[Records from a collection]
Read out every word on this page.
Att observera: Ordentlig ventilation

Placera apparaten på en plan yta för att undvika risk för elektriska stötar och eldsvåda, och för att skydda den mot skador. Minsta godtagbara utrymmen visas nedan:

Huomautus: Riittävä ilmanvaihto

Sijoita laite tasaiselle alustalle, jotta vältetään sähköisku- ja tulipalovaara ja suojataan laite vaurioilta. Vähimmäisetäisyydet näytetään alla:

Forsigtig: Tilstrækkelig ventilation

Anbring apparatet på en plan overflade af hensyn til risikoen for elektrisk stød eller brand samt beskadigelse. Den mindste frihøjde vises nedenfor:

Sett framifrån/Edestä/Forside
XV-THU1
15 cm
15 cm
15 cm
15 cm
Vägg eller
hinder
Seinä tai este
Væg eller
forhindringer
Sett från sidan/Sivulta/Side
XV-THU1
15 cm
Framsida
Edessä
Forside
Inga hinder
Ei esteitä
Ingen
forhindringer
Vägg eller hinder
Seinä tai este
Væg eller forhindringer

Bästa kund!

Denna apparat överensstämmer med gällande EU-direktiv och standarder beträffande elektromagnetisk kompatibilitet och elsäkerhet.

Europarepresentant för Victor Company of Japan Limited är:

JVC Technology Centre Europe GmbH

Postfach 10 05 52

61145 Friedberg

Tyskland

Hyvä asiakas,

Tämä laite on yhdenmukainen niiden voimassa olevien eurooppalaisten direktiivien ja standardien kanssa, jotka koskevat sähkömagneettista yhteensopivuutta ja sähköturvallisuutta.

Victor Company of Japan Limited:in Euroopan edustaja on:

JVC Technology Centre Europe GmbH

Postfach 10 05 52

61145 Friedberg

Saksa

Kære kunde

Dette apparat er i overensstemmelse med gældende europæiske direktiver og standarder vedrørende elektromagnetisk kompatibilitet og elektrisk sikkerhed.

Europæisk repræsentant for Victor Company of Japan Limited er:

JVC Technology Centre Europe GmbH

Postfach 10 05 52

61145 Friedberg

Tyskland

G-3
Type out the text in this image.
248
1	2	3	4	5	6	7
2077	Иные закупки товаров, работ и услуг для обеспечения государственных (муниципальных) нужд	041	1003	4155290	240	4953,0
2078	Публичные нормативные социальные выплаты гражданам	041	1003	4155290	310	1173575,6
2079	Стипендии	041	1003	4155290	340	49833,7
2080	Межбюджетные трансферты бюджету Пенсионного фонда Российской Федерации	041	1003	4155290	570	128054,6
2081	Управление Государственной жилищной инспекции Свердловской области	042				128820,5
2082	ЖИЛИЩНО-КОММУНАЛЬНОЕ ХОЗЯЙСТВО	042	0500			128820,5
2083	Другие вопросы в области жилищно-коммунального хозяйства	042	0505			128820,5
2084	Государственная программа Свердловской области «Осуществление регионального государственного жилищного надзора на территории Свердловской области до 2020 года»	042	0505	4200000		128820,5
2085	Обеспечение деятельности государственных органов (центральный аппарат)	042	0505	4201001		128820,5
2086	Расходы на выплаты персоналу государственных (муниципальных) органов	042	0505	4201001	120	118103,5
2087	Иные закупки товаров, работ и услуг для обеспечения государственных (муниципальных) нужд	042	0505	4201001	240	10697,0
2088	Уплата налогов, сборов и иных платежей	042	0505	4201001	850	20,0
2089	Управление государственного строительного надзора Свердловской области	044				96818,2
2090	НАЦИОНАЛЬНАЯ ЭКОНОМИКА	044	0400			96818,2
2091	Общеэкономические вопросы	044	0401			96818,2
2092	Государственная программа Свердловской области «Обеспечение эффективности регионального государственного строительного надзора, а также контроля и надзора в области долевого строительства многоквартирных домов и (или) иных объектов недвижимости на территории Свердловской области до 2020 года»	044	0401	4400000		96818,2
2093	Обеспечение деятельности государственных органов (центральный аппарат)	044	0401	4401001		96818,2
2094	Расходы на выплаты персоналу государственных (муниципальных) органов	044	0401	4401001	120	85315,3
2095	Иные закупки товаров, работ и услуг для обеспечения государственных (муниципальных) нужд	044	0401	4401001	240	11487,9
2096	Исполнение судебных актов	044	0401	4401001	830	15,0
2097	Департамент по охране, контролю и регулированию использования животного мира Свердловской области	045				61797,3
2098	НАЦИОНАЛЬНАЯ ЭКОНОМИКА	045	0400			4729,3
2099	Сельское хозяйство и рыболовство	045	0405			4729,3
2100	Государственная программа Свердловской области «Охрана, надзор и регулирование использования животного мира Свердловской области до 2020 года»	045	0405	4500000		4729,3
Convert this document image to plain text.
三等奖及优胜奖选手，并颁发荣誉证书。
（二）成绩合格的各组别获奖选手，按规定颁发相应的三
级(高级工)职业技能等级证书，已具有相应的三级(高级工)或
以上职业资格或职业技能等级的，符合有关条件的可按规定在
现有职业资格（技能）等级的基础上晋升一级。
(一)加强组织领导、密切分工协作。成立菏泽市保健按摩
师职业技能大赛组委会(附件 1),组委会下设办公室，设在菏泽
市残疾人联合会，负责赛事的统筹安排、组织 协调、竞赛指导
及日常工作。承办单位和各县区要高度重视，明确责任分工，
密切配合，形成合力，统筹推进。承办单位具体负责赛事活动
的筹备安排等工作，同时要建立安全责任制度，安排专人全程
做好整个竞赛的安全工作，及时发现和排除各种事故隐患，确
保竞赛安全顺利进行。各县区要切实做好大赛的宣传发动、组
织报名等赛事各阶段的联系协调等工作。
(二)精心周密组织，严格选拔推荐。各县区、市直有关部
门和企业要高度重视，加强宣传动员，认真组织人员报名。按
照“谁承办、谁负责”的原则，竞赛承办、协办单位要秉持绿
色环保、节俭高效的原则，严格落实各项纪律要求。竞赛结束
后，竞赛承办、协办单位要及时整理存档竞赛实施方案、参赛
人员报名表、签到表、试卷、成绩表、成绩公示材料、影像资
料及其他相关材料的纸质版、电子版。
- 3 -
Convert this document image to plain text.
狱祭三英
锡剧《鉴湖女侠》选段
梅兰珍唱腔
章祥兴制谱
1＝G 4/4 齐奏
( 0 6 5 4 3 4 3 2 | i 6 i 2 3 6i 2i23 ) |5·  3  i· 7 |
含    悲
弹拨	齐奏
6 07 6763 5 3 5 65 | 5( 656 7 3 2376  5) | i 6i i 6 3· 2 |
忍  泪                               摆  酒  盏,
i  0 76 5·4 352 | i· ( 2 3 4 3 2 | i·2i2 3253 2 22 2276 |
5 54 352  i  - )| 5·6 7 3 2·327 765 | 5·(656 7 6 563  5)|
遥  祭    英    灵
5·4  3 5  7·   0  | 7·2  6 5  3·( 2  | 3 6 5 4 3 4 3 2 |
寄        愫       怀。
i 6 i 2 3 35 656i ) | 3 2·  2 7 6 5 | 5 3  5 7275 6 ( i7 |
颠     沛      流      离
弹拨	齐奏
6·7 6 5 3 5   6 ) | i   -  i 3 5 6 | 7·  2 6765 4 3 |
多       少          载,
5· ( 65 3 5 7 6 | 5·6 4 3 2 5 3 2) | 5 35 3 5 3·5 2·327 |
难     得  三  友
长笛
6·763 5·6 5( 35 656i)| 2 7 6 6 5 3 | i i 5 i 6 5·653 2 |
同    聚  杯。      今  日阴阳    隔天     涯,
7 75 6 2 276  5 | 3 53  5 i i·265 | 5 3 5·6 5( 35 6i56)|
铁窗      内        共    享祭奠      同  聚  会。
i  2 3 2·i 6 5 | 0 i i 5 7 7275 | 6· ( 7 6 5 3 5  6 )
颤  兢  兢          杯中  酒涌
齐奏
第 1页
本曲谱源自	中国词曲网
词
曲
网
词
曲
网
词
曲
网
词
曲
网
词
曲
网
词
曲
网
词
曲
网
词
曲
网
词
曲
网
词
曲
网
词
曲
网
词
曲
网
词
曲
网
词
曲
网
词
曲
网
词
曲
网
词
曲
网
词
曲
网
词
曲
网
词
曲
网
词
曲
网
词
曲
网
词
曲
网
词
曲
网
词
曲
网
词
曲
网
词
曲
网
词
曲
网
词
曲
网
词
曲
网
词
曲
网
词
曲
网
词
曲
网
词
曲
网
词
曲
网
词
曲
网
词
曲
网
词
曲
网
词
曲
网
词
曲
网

### PROMPT
Find how many lines of the listing include the string "области" and give that number, nothing else.

### EXERCISE SOLUTION
7